▶ Exercise aim:
Filter the records below and copy every line containing the word "this".

▶ Information given:

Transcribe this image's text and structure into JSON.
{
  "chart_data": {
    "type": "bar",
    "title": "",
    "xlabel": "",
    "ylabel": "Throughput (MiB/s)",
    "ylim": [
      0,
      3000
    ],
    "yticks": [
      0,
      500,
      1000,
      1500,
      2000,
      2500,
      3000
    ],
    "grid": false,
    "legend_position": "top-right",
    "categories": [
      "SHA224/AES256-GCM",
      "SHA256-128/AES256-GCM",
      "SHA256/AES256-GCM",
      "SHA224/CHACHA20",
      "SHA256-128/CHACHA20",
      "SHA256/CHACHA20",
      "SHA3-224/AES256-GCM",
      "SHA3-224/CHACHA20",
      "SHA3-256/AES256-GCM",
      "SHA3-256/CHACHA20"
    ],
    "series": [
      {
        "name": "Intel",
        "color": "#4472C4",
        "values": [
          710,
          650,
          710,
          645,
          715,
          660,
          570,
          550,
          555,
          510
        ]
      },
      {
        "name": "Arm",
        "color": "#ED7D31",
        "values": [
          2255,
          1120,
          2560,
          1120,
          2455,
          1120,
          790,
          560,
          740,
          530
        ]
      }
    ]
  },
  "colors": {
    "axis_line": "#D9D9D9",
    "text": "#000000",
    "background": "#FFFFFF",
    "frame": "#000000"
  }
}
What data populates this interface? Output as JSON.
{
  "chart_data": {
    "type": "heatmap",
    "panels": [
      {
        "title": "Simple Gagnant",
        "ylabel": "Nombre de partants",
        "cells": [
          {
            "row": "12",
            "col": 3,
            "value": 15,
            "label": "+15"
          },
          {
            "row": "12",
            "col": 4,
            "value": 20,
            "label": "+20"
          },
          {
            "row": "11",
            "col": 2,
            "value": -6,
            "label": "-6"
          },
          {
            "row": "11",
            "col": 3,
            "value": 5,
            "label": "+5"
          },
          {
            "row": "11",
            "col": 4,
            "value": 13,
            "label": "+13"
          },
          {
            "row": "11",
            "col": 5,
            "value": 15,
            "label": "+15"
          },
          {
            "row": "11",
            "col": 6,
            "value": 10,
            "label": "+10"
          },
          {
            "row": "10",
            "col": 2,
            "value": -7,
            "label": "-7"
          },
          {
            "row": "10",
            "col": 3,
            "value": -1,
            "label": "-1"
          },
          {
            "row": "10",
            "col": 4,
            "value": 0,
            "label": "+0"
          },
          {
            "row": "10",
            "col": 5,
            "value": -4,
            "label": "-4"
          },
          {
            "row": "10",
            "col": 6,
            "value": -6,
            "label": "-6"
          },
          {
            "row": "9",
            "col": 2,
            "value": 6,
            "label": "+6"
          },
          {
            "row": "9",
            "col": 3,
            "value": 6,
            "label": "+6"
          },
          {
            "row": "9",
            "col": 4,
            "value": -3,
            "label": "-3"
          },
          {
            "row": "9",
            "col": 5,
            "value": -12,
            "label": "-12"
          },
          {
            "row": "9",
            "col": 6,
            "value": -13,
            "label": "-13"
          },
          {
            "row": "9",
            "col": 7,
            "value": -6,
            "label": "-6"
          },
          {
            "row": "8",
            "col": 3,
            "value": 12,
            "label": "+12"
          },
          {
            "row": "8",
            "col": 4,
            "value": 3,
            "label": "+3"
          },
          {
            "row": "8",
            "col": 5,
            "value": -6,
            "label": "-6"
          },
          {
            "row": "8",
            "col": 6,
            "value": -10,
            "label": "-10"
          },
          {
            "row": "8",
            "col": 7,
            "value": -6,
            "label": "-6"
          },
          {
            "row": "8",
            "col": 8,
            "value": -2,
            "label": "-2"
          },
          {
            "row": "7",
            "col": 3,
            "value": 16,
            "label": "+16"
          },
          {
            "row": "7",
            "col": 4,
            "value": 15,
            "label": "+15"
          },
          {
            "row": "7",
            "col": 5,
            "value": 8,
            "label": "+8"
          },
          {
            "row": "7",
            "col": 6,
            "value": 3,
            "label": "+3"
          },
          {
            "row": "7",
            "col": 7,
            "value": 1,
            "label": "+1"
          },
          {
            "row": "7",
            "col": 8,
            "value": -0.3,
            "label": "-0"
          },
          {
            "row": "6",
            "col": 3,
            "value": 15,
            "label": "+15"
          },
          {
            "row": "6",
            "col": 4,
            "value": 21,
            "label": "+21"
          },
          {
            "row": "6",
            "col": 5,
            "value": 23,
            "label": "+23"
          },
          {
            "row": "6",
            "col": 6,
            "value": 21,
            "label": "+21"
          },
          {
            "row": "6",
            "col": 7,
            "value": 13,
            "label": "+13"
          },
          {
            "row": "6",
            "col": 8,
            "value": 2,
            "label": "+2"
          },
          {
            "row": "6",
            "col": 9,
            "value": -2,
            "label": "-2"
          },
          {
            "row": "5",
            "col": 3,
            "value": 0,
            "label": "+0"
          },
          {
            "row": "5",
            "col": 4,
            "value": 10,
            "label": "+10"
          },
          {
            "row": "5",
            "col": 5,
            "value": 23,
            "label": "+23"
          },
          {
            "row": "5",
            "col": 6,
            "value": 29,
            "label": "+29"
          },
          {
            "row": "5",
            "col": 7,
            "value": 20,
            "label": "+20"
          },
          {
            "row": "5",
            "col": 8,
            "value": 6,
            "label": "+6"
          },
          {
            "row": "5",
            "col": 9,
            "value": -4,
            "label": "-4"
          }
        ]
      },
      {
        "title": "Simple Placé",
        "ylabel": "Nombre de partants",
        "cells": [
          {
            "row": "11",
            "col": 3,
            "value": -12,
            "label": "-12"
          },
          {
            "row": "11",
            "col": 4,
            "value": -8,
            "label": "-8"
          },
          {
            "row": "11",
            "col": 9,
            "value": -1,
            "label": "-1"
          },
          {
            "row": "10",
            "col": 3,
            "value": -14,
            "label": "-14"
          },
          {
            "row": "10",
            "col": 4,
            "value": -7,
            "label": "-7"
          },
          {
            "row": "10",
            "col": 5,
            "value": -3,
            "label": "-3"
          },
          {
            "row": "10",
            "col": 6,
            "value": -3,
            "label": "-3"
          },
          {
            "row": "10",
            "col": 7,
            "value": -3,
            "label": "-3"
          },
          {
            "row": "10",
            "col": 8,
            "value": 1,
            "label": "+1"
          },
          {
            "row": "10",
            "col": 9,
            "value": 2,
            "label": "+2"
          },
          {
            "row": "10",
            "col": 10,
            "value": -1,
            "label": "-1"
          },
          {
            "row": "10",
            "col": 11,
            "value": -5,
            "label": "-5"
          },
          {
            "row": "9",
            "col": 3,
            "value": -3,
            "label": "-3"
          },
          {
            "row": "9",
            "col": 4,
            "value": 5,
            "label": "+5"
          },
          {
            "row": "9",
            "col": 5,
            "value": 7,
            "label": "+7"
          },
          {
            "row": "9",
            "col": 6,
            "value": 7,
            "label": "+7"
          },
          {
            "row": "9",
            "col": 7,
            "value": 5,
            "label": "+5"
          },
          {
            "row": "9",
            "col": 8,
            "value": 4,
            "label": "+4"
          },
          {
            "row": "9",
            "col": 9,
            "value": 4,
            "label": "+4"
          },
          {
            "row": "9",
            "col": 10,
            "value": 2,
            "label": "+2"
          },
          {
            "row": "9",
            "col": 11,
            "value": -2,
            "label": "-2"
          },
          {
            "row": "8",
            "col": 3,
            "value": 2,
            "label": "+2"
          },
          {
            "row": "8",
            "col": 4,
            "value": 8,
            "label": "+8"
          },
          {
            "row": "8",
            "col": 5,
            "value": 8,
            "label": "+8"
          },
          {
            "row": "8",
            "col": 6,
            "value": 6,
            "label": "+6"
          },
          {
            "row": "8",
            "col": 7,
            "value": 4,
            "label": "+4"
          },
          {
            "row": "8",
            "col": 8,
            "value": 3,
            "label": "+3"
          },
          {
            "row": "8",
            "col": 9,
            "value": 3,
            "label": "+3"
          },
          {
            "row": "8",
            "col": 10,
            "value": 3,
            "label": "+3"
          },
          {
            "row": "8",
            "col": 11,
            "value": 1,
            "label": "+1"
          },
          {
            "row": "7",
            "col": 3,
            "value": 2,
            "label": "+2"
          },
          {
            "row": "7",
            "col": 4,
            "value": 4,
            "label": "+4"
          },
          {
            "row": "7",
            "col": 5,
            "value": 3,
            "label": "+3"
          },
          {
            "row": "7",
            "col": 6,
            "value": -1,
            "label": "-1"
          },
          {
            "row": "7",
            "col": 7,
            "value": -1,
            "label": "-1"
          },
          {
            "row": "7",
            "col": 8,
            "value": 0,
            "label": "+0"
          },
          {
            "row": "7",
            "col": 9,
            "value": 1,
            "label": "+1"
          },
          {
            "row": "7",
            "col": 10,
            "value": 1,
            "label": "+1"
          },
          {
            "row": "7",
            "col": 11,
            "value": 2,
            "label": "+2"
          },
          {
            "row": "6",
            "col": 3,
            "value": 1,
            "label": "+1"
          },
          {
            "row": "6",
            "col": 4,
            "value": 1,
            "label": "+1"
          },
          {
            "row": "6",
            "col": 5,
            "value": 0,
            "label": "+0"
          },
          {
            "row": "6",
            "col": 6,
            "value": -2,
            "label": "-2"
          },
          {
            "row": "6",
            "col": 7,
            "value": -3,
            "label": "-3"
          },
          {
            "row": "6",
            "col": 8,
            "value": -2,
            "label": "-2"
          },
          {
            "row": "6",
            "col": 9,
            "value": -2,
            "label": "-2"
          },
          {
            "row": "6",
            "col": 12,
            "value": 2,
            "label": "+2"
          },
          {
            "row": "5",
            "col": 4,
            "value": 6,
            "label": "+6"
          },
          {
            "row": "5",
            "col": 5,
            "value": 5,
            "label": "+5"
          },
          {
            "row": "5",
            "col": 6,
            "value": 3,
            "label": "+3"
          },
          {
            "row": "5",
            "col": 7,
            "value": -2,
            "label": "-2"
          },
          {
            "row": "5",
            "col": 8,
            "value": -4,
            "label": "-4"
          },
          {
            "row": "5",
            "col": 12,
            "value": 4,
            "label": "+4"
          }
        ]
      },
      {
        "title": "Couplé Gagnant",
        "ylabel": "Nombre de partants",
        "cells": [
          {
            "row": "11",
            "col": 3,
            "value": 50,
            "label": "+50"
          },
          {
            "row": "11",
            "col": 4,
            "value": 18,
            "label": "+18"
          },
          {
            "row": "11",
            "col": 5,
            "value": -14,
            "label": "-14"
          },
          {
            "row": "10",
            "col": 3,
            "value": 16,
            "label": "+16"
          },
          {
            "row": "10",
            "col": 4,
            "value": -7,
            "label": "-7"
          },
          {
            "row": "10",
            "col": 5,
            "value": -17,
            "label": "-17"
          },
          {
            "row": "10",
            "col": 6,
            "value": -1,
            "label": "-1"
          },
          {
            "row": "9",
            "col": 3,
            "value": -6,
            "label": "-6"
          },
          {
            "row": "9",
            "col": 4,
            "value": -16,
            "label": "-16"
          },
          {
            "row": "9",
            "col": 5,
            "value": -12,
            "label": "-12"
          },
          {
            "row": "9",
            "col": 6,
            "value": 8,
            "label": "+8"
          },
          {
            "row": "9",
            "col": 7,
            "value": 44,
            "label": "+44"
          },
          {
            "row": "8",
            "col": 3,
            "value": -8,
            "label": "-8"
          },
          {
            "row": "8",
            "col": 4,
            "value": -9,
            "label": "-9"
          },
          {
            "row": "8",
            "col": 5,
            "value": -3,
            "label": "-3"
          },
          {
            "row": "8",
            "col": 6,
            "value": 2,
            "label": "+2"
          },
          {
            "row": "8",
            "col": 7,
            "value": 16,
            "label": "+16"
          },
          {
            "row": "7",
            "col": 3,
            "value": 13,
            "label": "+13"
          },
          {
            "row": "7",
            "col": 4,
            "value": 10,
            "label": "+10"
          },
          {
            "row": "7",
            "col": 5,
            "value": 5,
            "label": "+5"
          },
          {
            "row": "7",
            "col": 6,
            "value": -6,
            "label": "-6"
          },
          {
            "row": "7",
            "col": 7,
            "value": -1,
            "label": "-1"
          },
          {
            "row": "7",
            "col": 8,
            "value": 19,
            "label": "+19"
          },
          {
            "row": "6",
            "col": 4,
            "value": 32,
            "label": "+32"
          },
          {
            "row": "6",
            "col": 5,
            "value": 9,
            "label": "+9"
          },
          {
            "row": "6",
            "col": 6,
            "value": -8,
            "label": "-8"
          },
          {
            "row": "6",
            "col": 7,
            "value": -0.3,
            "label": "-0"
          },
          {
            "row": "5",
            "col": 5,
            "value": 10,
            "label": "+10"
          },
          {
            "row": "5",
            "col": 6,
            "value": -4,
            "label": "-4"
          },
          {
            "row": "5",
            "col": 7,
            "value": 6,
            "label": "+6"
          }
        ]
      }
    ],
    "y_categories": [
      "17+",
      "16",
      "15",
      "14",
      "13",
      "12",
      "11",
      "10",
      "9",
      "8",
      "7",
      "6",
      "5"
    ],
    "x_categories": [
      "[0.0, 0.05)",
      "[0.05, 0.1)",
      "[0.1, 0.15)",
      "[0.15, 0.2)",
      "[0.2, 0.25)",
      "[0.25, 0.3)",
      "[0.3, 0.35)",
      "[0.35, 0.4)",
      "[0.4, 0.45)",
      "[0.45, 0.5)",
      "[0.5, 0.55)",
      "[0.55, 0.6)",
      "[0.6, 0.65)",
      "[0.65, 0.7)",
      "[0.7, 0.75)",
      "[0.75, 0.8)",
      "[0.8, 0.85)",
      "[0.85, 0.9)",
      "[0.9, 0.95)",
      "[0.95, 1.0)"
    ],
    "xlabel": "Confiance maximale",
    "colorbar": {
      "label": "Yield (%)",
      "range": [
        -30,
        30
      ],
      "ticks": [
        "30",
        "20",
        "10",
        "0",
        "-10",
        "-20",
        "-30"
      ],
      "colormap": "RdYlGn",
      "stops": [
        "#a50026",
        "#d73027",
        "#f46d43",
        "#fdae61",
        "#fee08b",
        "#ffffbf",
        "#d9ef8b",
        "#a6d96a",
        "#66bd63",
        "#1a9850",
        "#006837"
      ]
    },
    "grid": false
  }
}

▶ Response to the exercise:
Transcribe this image's text and structure into JSON.
What data populates this interface? Output as JSON.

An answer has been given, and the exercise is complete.